## Provided information:
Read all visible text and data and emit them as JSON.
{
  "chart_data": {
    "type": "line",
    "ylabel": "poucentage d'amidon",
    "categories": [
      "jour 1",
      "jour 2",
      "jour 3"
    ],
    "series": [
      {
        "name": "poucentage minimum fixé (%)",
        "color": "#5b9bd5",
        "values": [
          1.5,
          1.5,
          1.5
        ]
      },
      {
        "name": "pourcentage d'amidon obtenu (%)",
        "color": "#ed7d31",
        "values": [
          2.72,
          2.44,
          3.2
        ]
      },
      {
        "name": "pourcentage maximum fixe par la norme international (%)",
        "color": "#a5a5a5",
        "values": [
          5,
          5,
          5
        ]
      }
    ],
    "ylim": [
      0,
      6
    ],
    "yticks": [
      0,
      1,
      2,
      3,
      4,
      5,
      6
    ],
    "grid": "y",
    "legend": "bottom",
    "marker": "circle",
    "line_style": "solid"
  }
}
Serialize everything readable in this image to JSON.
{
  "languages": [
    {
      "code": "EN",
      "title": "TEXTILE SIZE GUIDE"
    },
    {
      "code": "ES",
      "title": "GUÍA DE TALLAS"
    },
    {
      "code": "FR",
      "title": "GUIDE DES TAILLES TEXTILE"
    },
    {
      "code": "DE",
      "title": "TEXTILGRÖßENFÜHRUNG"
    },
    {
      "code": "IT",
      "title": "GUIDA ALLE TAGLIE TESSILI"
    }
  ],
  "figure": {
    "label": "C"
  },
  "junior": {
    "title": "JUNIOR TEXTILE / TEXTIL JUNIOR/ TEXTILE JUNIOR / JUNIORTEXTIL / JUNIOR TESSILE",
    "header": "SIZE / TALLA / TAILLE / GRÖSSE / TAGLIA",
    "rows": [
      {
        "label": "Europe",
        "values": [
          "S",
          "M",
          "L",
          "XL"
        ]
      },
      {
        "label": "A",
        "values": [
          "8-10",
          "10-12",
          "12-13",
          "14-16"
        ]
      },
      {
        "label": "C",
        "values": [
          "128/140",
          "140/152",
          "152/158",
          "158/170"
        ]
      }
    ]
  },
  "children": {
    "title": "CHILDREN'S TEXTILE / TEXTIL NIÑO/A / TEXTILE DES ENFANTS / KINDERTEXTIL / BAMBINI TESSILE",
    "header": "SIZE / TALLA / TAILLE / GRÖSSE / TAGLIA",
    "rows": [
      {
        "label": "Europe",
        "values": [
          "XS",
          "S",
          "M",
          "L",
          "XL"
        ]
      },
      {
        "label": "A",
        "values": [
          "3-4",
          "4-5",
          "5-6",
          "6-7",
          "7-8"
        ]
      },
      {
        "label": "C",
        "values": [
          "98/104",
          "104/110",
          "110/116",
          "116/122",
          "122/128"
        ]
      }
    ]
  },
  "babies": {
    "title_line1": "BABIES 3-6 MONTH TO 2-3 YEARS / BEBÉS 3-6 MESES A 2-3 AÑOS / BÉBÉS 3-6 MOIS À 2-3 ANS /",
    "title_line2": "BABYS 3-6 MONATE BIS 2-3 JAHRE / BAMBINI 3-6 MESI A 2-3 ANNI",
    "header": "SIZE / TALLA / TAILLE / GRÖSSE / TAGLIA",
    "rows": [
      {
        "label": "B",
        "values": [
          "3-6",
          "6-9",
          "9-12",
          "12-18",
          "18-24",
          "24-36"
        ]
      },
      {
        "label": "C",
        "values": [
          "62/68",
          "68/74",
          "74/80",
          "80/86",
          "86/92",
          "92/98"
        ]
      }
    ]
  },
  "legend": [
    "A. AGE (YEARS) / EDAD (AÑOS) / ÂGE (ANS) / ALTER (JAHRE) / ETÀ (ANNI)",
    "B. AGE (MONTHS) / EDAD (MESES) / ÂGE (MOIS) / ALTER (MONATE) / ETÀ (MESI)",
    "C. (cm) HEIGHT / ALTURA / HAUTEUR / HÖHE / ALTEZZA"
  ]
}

## What to work on:
Provide the number of lines in the data above that contain the string "color", and nothing else.

## Full output:
3